• _Exercise task_:
Extract every line that contains the string "Degrees".

>> BEGIN Extracted material

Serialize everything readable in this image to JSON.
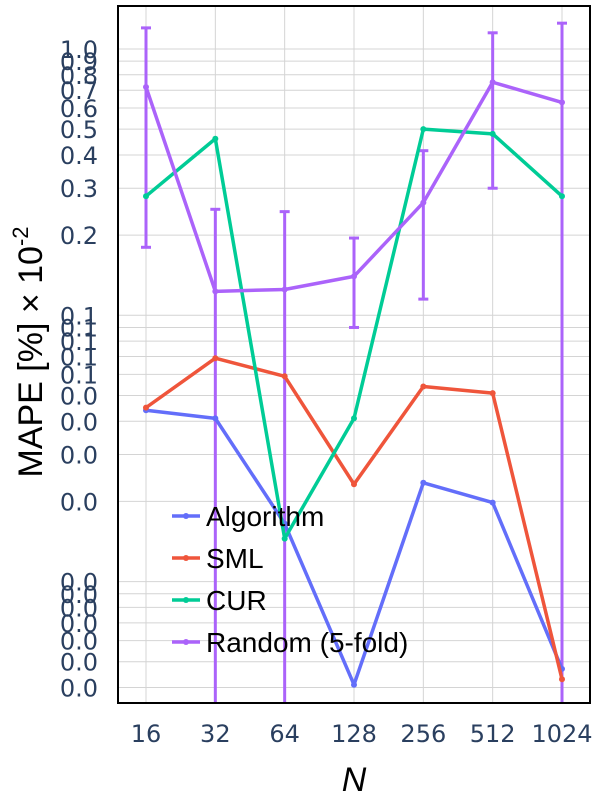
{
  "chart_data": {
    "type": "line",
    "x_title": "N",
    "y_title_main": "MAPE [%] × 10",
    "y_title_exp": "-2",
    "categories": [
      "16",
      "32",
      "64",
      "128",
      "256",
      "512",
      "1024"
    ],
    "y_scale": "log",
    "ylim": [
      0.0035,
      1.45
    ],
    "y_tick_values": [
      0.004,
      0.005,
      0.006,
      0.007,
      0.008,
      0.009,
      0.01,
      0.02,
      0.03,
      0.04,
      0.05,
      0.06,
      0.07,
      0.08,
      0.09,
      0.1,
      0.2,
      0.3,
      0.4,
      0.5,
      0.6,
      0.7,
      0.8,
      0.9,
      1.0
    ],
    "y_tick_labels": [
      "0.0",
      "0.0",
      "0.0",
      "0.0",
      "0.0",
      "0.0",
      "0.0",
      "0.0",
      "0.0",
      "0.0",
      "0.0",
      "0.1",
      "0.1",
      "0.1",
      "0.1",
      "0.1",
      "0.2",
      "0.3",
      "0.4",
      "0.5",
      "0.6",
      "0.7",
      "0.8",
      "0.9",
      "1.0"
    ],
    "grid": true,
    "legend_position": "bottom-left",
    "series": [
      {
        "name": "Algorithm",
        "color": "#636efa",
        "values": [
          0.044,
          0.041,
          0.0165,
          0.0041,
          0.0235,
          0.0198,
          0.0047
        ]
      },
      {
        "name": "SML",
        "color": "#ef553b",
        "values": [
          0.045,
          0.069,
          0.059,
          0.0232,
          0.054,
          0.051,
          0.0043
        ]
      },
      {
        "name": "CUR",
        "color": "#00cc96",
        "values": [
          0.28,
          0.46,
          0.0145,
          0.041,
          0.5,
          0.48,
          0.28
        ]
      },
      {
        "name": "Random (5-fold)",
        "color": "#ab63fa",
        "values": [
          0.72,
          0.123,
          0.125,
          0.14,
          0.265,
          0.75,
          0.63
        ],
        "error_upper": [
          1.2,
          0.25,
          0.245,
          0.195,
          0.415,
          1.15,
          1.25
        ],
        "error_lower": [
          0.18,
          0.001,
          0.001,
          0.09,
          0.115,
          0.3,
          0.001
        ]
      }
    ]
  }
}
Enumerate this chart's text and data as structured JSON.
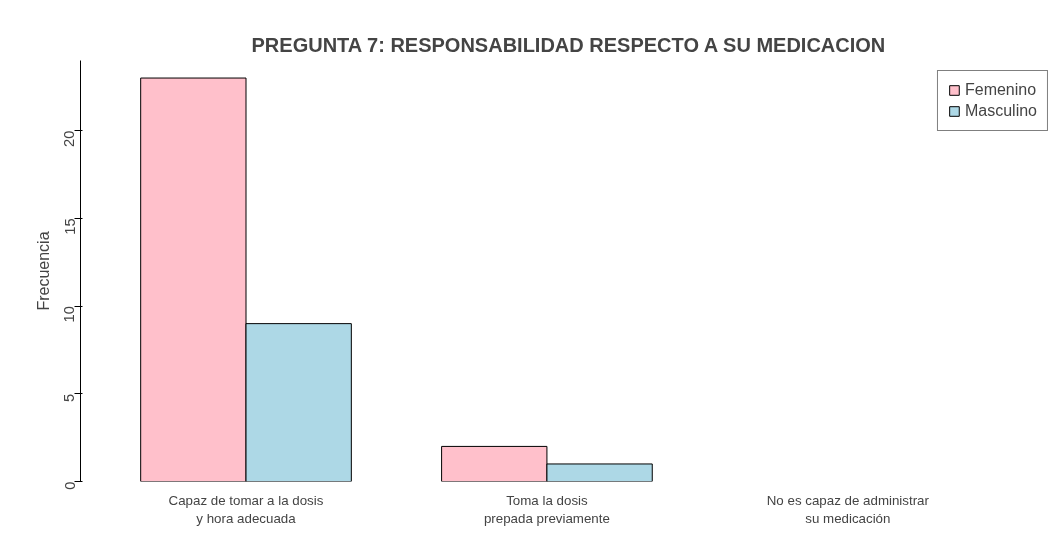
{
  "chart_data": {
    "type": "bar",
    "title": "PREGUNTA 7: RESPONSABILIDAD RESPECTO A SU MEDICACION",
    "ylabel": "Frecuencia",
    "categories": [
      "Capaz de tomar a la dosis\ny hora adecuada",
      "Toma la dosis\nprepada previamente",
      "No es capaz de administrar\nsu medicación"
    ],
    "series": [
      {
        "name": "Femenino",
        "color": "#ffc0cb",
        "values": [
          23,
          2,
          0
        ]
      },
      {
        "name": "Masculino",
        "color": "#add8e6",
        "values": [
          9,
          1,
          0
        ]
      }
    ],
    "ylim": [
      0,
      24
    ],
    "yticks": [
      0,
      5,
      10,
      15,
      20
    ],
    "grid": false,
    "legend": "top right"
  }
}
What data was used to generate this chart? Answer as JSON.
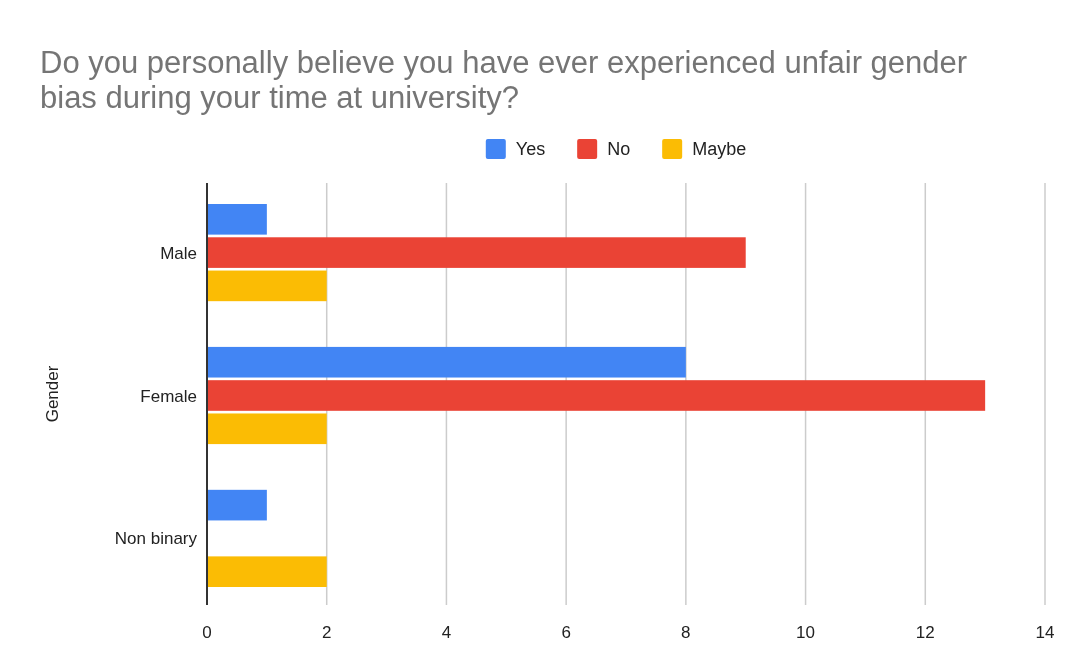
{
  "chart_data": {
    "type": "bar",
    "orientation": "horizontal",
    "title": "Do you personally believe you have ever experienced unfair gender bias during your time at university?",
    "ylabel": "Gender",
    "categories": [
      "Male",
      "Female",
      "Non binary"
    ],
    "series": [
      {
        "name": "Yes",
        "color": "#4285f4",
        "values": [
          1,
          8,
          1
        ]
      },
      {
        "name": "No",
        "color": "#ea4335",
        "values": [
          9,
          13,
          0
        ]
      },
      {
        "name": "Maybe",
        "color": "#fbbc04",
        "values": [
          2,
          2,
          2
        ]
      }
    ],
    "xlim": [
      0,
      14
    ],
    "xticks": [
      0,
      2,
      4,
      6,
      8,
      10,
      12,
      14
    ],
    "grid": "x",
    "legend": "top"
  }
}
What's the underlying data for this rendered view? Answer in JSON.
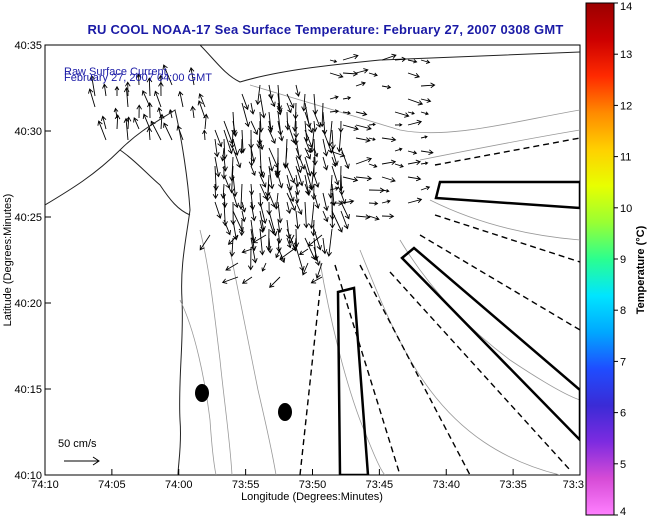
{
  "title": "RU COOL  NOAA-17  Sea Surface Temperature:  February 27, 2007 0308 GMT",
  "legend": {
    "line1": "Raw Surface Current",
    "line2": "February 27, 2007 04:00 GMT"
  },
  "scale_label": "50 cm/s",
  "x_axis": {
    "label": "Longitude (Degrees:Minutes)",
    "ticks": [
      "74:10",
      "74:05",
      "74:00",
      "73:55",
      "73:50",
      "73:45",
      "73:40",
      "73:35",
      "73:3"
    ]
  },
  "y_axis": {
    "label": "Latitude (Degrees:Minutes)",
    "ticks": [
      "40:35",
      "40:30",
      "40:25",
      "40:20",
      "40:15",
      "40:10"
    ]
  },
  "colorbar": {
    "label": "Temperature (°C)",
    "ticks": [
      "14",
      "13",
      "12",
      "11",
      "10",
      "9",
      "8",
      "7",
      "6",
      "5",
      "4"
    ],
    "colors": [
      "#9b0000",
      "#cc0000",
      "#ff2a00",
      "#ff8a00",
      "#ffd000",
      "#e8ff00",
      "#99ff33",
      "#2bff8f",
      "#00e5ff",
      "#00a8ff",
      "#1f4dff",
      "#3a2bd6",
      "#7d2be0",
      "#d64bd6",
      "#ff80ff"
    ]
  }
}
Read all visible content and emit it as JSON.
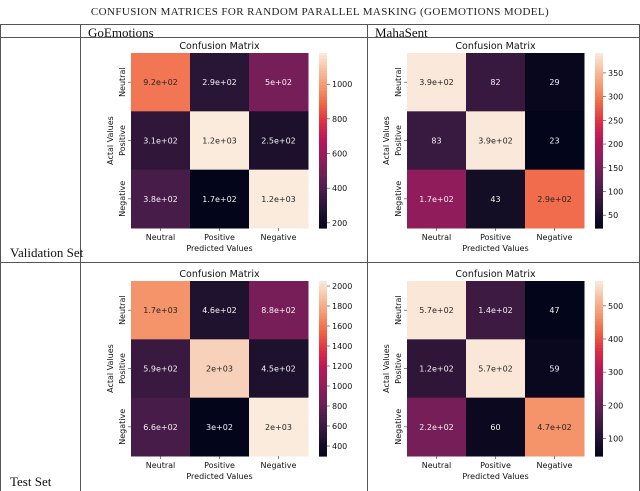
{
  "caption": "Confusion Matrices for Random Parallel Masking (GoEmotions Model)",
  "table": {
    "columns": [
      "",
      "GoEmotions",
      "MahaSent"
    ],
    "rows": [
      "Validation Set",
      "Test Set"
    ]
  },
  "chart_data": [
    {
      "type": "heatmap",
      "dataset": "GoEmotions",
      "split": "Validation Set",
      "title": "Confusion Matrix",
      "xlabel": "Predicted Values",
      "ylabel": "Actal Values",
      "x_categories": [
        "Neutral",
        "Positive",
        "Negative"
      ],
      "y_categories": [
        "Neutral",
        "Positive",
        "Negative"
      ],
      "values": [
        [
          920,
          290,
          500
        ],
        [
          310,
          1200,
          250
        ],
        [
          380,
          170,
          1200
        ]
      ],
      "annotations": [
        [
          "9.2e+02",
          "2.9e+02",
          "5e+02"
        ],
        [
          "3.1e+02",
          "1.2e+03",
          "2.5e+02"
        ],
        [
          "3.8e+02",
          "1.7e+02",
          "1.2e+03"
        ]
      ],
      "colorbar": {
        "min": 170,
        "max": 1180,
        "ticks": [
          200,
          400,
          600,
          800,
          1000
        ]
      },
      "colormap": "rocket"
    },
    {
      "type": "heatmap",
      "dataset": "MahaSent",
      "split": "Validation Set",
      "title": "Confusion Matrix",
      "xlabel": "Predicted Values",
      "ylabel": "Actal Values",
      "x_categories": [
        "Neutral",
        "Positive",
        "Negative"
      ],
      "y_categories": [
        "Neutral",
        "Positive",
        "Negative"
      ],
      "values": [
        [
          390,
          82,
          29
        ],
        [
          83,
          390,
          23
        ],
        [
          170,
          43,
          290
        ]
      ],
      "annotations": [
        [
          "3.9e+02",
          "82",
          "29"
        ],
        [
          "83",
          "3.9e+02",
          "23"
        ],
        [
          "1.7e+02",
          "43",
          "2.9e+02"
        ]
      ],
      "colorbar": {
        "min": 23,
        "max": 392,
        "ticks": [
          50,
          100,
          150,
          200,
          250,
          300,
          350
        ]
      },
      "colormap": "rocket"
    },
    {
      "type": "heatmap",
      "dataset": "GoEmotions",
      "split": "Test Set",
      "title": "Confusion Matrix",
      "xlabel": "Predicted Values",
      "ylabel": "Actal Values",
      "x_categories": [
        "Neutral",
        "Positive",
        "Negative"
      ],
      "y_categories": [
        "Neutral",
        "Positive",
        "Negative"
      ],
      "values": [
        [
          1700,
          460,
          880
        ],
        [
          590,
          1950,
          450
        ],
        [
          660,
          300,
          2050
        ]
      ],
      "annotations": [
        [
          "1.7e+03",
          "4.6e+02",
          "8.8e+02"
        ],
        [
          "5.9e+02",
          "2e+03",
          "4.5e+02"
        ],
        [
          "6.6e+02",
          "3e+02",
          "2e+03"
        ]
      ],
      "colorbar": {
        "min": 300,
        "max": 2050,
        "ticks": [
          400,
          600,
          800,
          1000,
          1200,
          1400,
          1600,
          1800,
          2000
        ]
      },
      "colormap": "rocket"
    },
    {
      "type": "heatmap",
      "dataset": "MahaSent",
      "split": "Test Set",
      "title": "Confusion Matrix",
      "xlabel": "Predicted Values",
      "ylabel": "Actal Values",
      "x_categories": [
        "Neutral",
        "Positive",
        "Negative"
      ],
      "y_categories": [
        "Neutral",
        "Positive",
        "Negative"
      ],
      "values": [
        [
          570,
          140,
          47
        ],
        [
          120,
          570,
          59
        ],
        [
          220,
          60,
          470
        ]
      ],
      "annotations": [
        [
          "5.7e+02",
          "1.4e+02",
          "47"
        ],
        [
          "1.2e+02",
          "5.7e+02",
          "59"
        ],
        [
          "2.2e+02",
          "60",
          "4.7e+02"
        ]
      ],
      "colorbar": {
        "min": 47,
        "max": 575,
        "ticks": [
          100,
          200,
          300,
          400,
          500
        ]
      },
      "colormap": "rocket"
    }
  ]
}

>> END Extracted material

• _Right answer_:
    "label": "Longitude (Degrees:Minutes)",
    "label": "Latitude (Degrees:Minutes)",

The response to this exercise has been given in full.